Of all the lines in these entries, how many contain the string "Andrea"? Give only that count.

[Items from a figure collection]

▼▼▼

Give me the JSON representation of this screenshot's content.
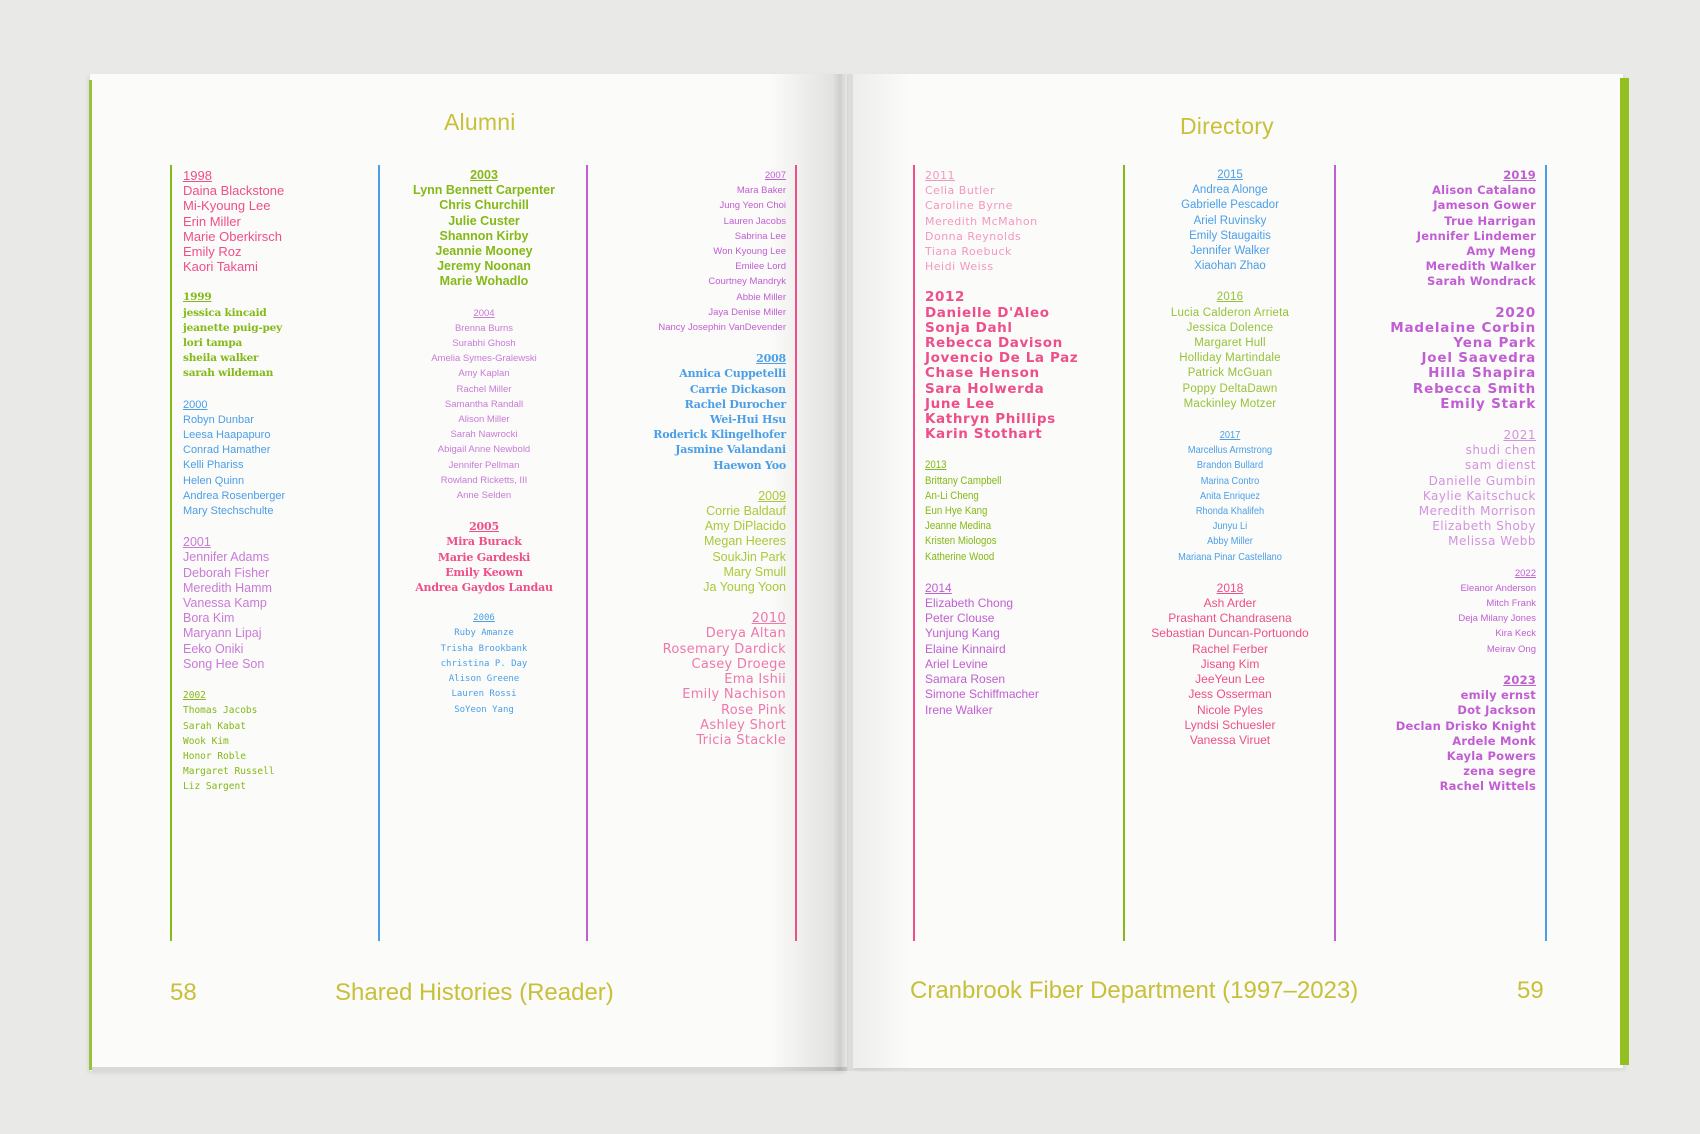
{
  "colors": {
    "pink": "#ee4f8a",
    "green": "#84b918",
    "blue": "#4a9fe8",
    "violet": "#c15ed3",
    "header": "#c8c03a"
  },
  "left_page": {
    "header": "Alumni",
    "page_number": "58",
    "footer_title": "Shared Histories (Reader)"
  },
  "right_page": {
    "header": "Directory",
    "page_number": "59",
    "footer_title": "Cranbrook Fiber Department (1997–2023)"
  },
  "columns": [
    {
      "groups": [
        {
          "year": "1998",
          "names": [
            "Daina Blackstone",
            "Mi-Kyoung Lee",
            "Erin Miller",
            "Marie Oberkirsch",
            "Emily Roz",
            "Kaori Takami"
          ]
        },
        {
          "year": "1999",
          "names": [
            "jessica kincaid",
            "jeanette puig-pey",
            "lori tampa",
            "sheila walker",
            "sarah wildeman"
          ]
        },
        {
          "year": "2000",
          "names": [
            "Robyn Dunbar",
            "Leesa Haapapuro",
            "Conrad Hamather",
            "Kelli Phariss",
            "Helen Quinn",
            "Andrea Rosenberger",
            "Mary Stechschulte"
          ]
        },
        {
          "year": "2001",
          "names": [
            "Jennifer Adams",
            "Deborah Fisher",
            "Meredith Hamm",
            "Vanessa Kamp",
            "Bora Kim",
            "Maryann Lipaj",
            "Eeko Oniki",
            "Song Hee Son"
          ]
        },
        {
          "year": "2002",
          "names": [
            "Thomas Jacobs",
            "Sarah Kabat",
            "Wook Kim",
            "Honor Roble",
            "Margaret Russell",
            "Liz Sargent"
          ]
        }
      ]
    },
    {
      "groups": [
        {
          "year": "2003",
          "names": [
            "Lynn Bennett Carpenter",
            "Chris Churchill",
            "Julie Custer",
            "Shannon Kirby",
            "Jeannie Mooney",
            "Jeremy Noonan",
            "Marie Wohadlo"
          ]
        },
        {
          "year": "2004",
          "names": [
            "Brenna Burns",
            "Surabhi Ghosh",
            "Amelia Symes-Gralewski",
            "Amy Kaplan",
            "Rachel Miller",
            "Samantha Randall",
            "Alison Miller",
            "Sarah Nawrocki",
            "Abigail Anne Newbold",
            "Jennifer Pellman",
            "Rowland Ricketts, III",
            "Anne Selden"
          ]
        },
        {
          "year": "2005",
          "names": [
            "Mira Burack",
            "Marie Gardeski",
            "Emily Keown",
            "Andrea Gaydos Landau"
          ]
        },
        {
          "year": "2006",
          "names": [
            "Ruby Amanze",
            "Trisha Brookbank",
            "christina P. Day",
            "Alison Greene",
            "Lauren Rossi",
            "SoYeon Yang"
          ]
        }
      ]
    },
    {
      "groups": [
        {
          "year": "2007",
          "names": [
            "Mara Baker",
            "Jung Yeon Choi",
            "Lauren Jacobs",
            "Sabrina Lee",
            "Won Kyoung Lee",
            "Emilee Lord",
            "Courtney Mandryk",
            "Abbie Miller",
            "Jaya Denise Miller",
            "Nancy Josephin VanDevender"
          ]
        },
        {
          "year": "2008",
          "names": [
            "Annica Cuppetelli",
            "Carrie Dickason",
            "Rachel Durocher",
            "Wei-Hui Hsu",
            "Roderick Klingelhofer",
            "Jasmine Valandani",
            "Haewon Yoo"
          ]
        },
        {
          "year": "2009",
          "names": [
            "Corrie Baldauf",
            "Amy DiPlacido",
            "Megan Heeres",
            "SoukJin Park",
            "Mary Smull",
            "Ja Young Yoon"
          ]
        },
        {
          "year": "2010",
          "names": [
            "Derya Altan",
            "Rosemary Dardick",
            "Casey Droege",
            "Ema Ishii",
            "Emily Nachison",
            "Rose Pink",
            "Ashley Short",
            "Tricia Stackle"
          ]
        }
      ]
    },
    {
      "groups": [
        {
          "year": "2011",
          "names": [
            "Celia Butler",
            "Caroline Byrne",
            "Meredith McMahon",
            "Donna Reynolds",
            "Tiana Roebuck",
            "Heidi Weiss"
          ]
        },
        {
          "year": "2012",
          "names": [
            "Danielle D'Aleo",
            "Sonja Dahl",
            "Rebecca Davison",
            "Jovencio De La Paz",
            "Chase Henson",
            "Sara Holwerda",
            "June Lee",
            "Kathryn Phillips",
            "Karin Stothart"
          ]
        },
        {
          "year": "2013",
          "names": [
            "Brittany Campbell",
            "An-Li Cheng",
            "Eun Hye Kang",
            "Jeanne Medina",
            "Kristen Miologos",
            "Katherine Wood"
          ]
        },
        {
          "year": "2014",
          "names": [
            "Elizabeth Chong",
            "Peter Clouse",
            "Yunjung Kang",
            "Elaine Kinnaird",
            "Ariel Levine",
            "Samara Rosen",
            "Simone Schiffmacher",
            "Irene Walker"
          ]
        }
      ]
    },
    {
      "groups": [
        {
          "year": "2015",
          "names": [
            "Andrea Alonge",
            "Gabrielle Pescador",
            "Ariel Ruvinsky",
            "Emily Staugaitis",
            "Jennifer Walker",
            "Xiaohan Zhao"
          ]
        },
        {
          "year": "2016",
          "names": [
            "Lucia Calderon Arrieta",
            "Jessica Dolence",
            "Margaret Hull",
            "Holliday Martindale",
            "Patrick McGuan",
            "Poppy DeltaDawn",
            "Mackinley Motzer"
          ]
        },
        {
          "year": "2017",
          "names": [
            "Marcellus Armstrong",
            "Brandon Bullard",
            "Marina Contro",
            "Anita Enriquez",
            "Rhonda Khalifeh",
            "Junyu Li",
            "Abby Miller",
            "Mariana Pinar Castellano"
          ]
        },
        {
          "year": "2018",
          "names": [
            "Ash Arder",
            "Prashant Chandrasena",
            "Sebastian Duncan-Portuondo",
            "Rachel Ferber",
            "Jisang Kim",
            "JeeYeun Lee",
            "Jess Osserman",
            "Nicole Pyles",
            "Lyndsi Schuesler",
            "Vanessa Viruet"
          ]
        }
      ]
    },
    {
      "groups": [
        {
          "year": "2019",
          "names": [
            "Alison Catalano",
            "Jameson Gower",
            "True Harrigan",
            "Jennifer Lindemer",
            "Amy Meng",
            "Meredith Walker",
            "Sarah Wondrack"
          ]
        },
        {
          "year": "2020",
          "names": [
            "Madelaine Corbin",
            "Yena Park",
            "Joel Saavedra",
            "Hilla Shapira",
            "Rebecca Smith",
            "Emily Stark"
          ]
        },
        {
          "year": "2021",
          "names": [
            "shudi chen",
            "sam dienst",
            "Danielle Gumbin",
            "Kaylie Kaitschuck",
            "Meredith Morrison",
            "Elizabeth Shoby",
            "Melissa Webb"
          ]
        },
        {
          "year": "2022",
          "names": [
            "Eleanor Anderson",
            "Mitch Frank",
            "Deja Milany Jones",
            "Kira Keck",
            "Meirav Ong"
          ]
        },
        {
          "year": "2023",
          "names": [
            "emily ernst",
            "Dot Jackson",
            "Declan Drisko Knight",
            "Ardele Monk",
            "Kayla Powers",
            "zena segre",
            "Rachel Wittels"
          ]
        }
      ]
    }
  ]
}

▲▲▲

Exercise response
3